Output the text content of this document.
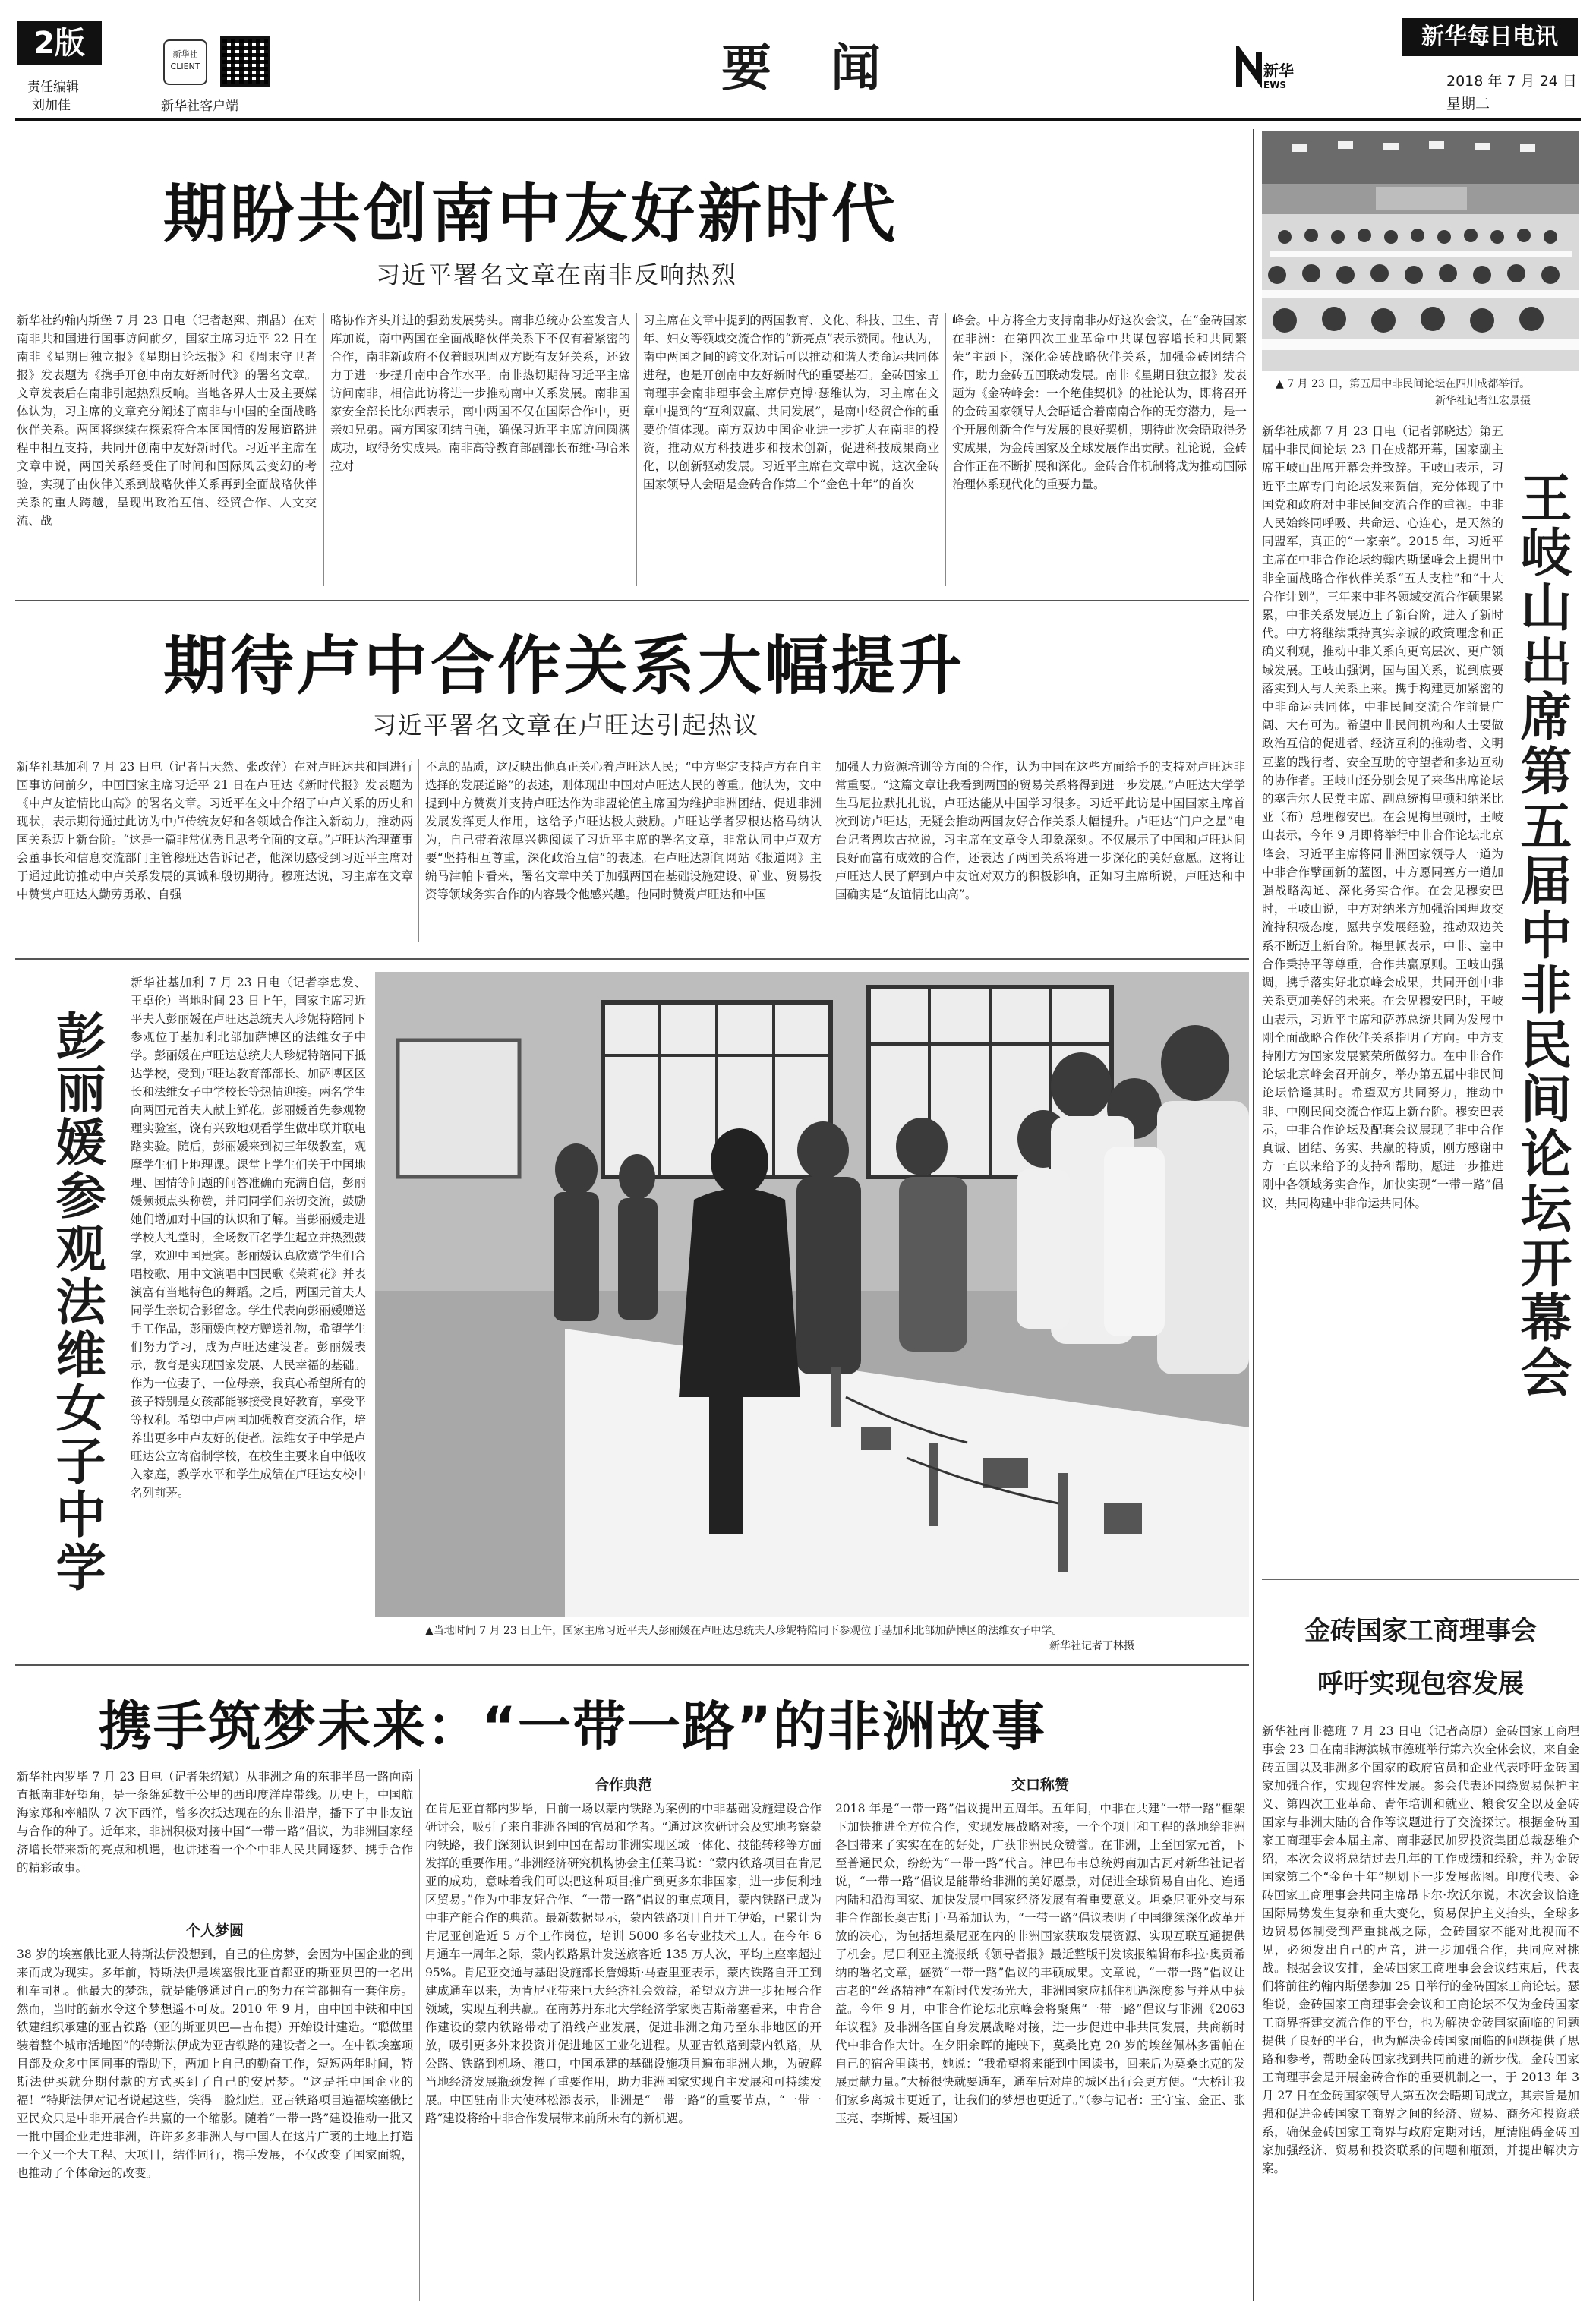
2版
责任编辑
刘加佳
新华社
CLIENT
新华社客户端
要　闻	新华
EWS
新华每日电讯
2018 年 7 月 24 日
星期二
期盼共创南中友好新时代
习近平署名文章在南非反响热烈
新华社约翰内斯堡 7 月 23 日电（记者赵熙、荆晶）在对南非共和国进行国事访问前夕，国家主席习近平 22 日在南非《星期日独立报》《星期日论坛报》和《周末守卫者报》发表题为《携手开创中南友好新时代》的署名文章。文章发表后在南非引起热烈反响。当地各界人士及主要媒体认为，习主席的文章充分阐述了南非与中国的全面战略伙伴关系。两国将继续在探索符合本国国情的发展道路进程中相互支持，共同开创南中友好新时代。习近平主席在文章中说，两国关系经受住了时间和国际风云变幻的考验，实现了由伙伴关系到战略伙伴关系再到全面战略伙伴关系的重大跨越，呈现出政治互信、经贸合作、人文交流、战
略协作齐头并进的强劲发展势头。南非总统办公室发言人库加说，南中两国在全面战略伙伴关系下不仅有着紧密的合作，南非新政府不仅着眼巩固双方既有友好关系，还致力于进一步提升南中合作水平。南非热切期待习近平主席访问南非，相信此访将进一步推动南中关系发展。南非国家安全部长比尔西表示，南中两国不仅在国际合作中，更亲如兄弟。南方国家团结自强，确保习近平主席访问圆满成功，取得务实成果。南非高等教育部副部长布维·马哈米拉对
习主席在文章中提到的两国教育、文化、科技、卫生、青年、妇女等领域交流合作的“新亮点”表示赞同。他认为，南中两国之间的跨文化对话可以推动和谐人类命运共同体进程，也是开创南中友好新时代的重要基石。金砖国家工商理事会南非理事会主席伊克博·瑟维认为，习主席在文章中提到的“互利双赢、共同发展”，是南中经贸合作的重要价值体现。南方双边中国企业进一步扩大在南非的投资，推动双方科技进步和技术创新，促进科技成果商业化，以创新驱动发展。习近平主席在文章中说，这次金砖国家领导人会晤是金砖合作第二个“金色十年”的首次
峰会。中方将全力支持南非办好这次会议，在“金砖国家在非洲：在第四次工业革命中共谋包容增长和共同繁荣”主题下，深化金砖战略伙伴关系，加强金砖团结合作，助力金砖五国联动发展。南非《星期日独立报》发表题为《金砖峰会：一个绝佳契机》的社论认为，即将召开的金砖国家领导人会晤适合着南南合作的无穷潜力，是一个开展创新合作与发展的良好契机，期待此次会晤取得务实成果，为金砖国家及全球发展作出贡献。社论说，金砖合作正在不断扩展和深化。金砖合作机制将成为推动国际治理体系现代化的重要力量。
▲ 7 月 23 日，第五届中非民间论坛在四川成都举行。
新华社记者江宏景摄
新华社成都 7 月 23 日电（记者郭晓达）第五届中非民间论坛 23 日在成都开幕，国家副主席王岐山出席开幕会并致辞。王岐山表示，习近平主席专门向论坛发来贺信，充分体现了中国党和政府对中非民间交流合作的重视。中非人民始终同呼吸、共命运、心连心，是天然的同盟军，真正的“一家亲”。2015 年，习近平主席在中非合作论坛约翰内斯堡峰会上提出中非全面战略合作伙伴关系“五大支柱”和“十大合作计划”，三年来中非各领域交流合作硕果累累，中非关系发展迈上了新台阶，进入了新时代。中方将继续秉持真实亲诚的政策理念和正确义利观，推动中非关系向更高层次、更广领域发展。王岐山强调，国与国关系，说到底要落实到人与人关系上来。携手构建更加紧密的中非命运共同体，中非民间交流合作前景广阔、大有可为。希望中非民间机构和人士要做政治互信的促进者、经济互利的推动者、文明互鉴的践行者、安全互助的守望者和多边互动的协作者。王岐山还分别会见了来华出席论坛的塞舌尔人民党主席、副总统梅里顿和纳米比亚（布）总理穆安巴。在会见梅里顿时，王岐山表示，今年 9 月即将举行中非合作论坛北京峰会，习近平主席将同非洲国家领导人一道为中非合作擘画新的蓝图，中方愿同塞方一道加强战略沟通、深化务实合作。在会见穆安巴时，王岐山说，中方对纳米方加强治国理政交流持积极态度，愿共享发展经验，推动双边关系不断迈上新台阶。梅里顿表示，中非、塞中合作秉持平等尊重，合作共赢原则。王岐山强调，携手落实好北京峰会成果，共同开创中非关系更加美好的未来。在会见穆安巴时，王岐山表示，习近平主席和萨苏总统共同为发展中刚全面战略合作伙伴关系指明了方向。中方支持刚方为国家发展繁荣所做努力。在中非合作论坛北京峰会召开前夕，举办第五届中非民间论坛恰逢其时。希望双方共同努力，推动中非、中刚民间交流合作迈上新台阶。穆安巴表示，中非合作论坛及配套会议展现了非中合作真诚、团结、务实、共赢的特质，刚方感谢中方一直以来给予的支持和帮助，愿进一步推进刚中各领域务实合作，加快实现“一带一路”倡议，共同构建中非命运共同体。	王岐山出席第五届中非民间论坛开幕会
金砖国家工商理事会
呼吁实现包容发展
新华社南非德班 7 月 23 日电（记者高原）金砖国家工商理事会 23 日在南非海滨城市德班举行第六次全体会议，来自金砖五国以及非洲多个国家的政府官员和企业代表呼吁金砖国家加强合作，实现包容性发展。参会代表还围绕贸易保护主义、第四次工业革命、青年培训和就业、粮食安全以及金砖国家与非洲大陆的合作等议题进行了交流探讨。根据金砖国家工商理事会本届主席、南非瑟民加罗投资集团总裁瑟维介绍，本次会议将总结过去几年的工作成绩和经验，并为金砖国家第二个“金色十年”规划下一步发展蓝图。印度代表、金砖国家工商理事会共同主席昂卡尔·坎沃尔说，本次会议恰逢国际局势发生复杂和重大变化，贸易保护主义抬头，全球多边贸易体制受到严重挑战之际，金砖国家不能对此视而不见，必须发出自己的声音，进一步加强合作，共同应对挑战。根据会议安排，金砖国家工商理事会会议结束后，代表们将前往约翰内斯堡参加 25 日举行的金砖国家工商论坛。瑟维说，金砖国家工商理事会会议和工商论坛不仅为金砖国家工商界搭建交流合作的平台，也为解决金砖国家面临的问题提供了良好的平台，也为解决金砖国家面临的问题提供了思路和参考，帮助金砖国家找到共同前进的新步伐。金砖国家工商理事会是开展金砖合作的重要机制之一，于 2013 年 3 月 27 日在金砖国家领导人第五次会晤期间成立，其宗旨是加强和促进金砖国家工商界之间的经济、贸易、商务和投资联系，确保金砖国家工商界与政府定期对话，厘清阻碍金砖国家加强经济、贸易和投资联系的问题和瓶颈，并提出解决方案。
期待卢中合作关系大幅提升
习近平署名文章在卢旺达引起热议
新华社基加利 7 月 23 日电（记者吕天然、张改萍）在对卢旺达共和国进行国事访问前夕，中国国家主席习近平 21 日在卢旺达《新时代报》发表题为《中卢友谊情比山高》的署名文章。习近平在文中介绍了中卢关系的历史和现状，表示期待通过此访为中卢传统友好和各领域合作注入新动力，推动两国关系迈上新台阶。“这是一篇非常优秀且思考全面的文章。”卢旺达治理董事会董事长和信息交流部门主管穆班达告诉记者，他深切感受到习近平主席对于通过此访推动中卢关系发展的真诚和殷切期待。穆班达说，习主席在文章中赞赏卢旺达人勤劳勇敢、自强
不息的品质，这反映出他真正关心着卢旺达人民；“中方坚定支持卢方在自主选择的发展道路”的表述，则体现出中国对卢旺达人民的尊重。他认为，文中提到中方赞赏并支持卢旺达作为非盟轮值主席国为维护非洲团结、促进非洲发展发挥更大作用，这给予卢旺达极大鼓励。卢旺达学者罗根达格马纳认为，自己带着浓厚兴趣阅读了习近平主席的署名文章，非常认同中卢双方要“坚持相互尊重，深化政治互信”的表述。在卢旺达新闻网站《报道网》主编马津帕卡看来，署名文章中关于加强两国在基础设施建设、矿业、贸易投资等领域务实合作的内容最令他感兴趣。他同时赞赏卢旺达和中国
加强人力资源培训等方面的合作，认为中国在这些方面给予的支持对卢旺达非常重要。“这篇文章让我看到两国的贸易关系将得到进一步发展。”卢旺达大学学生马尼拉默扎扎说，卢旺达能从中国学习很多。习近平此访是中国国家主席首次到访卢旺达，无疑会推动两国友好合作关系大幅提升。卢旺达“门户之星”电台记者恩坎古拉说，习主席在文章令人印象深刻。不仅展示了中国和卢旺达间良好而富有成效的合作，还表达了两国关系将进一步深化的美好意愿。这将让卢旺达人民了解到卢中友谊对双方的积极影响，正如习主席所说，卢旺达和中国确实是“友谊情比山高”。
彭丽媛参观法维女子中学
新华社基加利 7 月 23 日电（记者李忠发、王卓伦）当地时间 23 日上午，国家主席习近平夫人彭丽媛在卢旺达总统夫人珍妮特陪同下参观位于基加利北部加萨博区的法维女子中学。彭丽媛在卢旺达总统夫人珍妮特陪同下抵达学校，受到卢旺达教育部部长、加萨博区区长和法维女子中学校长等热情迎接。两名学生向两国元首夫人献上鲜花。彭丽媛首先参观物理实验室，饶有兴致地观看学生做串联并联电路实验。随后，彭丽媛来到初三年级教室，观摩学生们上地理课。课堂上学生们关于中国地理、国情等问题的问答准确而充满自信，彭丽媛频频点头称赞，并同同学们亲切交流，鼓励她们增加对中国的认识和了解。当彭丽媛走进学校大礼堂时，全场数百名学生起立并热烈鼓掌，欢迎中国贵宾。彭丽媛认真欣赏学生们合唱校歌、用中文演唱中国民歌《茉莉花》并表演富有当地特色的舞蹈。之后，两国元首夫人同学生亲切合影留念。学生代表向彭丽媛赠送手工作品，彭丽媛向校方赠送礼物，希望学生们努力学习，成为卢旺达建设者。彭丽媛表示，教育是实现国家发展、人民幸福的基础。作为一位妻子、一位母亲，我真心希望所有的孩子特别是女孩都能够接受良好教育，享受平等权利。希望中卢两国加强教育交流合作，培养出更多中卢友好的使者。法维女子中学是卢旺达公立寄宿制学校，在校生主要来自中低收入家庭，教学水平和学生成绩在卢旺达女校中名列前茅。
▲当地时间 7 月 23 日上午，国家主席习近平夫人彭丽媛在卢旺达总统夫人珍妮特陪同下参观位于基加利北部加萨博区的法维女子中学。
新华社记者丁林摄
携手筑梦未来：“一带一路”的非洲故事
新华社内罗毕 7 月 23 日电（记者朱绍斌）从非洲之角的东非半岛一路向南直抵南非好望角，是一条绵延数千公里的西印度洋岸带线。历史上，中国航海家郑和率船队 7 次下西洋，曾多次抵达现在的东非沿岸，播下了中非友谊与合作的种子。近年来，非洲积极对接中国“一带一路”倡议，为非洲国家经济增长带来新的亮点和机遇，也讲述着一个个中非人民共同逐梦、携手合作的精彩故事。
个人梦圆
38 岁的埃塞俄比亚人特斯法伊没想到，自己的住房梦，会因为中国企业的到来而成为现实。多年前，特斯法伊是埃塞俄比亚首都亚的斯亚贝巴的一名出租车司机。他最大的梦想，就是能够通过自己的努力在首都拥有一套住房。然而，当时的薪水令这个梦想遥不可及。2010 年 9 月，由中国中铁和中国铁建组织承建的亚吉铁路（亚的斯亚贝巴—吉布提）开始设计建造。“聪做里装着整个城市活地图”的特斯法伊成为亚吉铁路的建设者之一。在中铁埃塞项目部及众多中国同事的帮助下，两加上自己的勤奋工作，短短两年时间，特斯法伊买就分期付款的方式买到了自己的安居梦。“这是托中国企业的福！”特斯法伊对记者说起这些，笑得一脸灿烂。亚吉铁路项目遍福埃塞俄比亚民众只是中非开展合作共赢的一个缩影。随着“一带一路”建设推动一批又一批中国企业走进非洲，许许多多非洲人与中国人在这片广袤的土地上打造一个又一个大工程、大项目，结伴同行，携手发展，不仅改变了国家面貌，也推动了个体命运的改变。
合作典范
在肯尼亚首都内罗毕，日前一场以蒙内铁路为案例的中非基础设施建设合作研讨会，吸引了来自非洲各国的官员和学者。“通过这次研讨会及实地考察蒙内铁路，我们深刻认识到中国在帮助非洲实现区域一体化、技能转移等方面发挥的重要作用。”非洲经济研究机构协会主任莱马说：“蒙内铁路项目在肯尼亚的成功，意味着我们可以把这种项目推广到更多东非国家，进一步便利地区贸易。”作为中非友好合作、“一带一路”倡议的重点项目，蒙内铁路已成为中非产能合作的典范。最新数据显示，蒙内铁路项目自开工伊始，已累计为肯尼亚创造近 5 万个工作岗位，培训 5000 多名专业技术工人。在今年 6 月通车一周年之际，蒙内铁路累计发送旅客近 135 万人次，平均上座率超过 95%。肯尼亚交通与基础设施部长詹姆斯·马查里亚表示，蒙内铁路自开工到建成通车以来，为肯尼亚带来巨大经济社会效益，希望双方进一步拓展合作领域，实现互利共赢。在南苏丹东北大学经济学家奥吉斯蒂塞看来，中肯合作建设的蒙内铁路带动了沿线产业发展，促进非洲之角乃至东非地区的开放，吸引更多外来投资并促进地区工业化进程。从亚吉铁路到蒙内铁路，从公路、铁路到机场、港口，中国承建的基础设施项目遍布非洲大地，为破解当地经济发展瓶颈发挥了重要作用，助力非洲国家实现自主发展和可持续发展。中国驻南非大使林松添表示，非洲是“一带一路”的重要节点，“一带一路”建设将给中非合作发展带来前所未有的新机遇。
交口称赞
2018 年是“一带一路”倡议提出五周年。五年间，中非在共建“一带一路”框架下加快推进全方位合作，实现发展战略对接，一个个项目和工程的落地给非洲各国带来了实实在在的好处，广获非洲民众赞誉。在非洲，上至国家元首，下至普通民众，纷纷为“一带一路”代言。津巴布韦总统姆南加古瓦对新华社记者说，“一带一路”倡议是能带给非洲的美好愿景，对促进全球贸易自由化、连通内陆和沿海国家、加快发展中国家经济发展有着重要意义。坦桑尼亚外交与东非合作部长奥古斯丁·马希加认为，“一带一路”倡议表明了中国继续深化改革开放的决心，为包括坦桑尼亚在内的非洲国家获取发展资源、实现互联互通提供了机会。尼日利亚主流报纸《领导者报》最近整版刊发该报编辑布科拉·奥贡希纳的署名文章，盛赞“一带一路”倡议的丰硕成果。文章说，“一带一路”倡议让古老的“丝路精神”在新时代发扬光大，非洲国家应抓住机遇深度参与并从中获益。今年 9 月，中非合作论坛北京峰会将聚焦“一带一路”倡议与非洲《2063 年议程》及非洲各国自身发展战略对接，进一步促进中非共同发展，共商新时代中非合作大计。在夕阳余晖的掩映下，莫桑比克 20 岁的埃丝佩林多雷帕在自己的宿舍里读书，她说：“我希望将来能到中国读书，回来后为莫桑比克的发展贡献力量。”大桥很快就要通车，通车后对岸的城区出行会更方便。“大桥让我们家乡离城市更近了，让我们的梦想也更近了。”（参与记者：王守宝、金正、张玉亮、李斯博、聂祖国）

### What the task asks
From the material given, work out how many lines hold the string "发表题为"; state that number and nothing further.

### Exercise response
3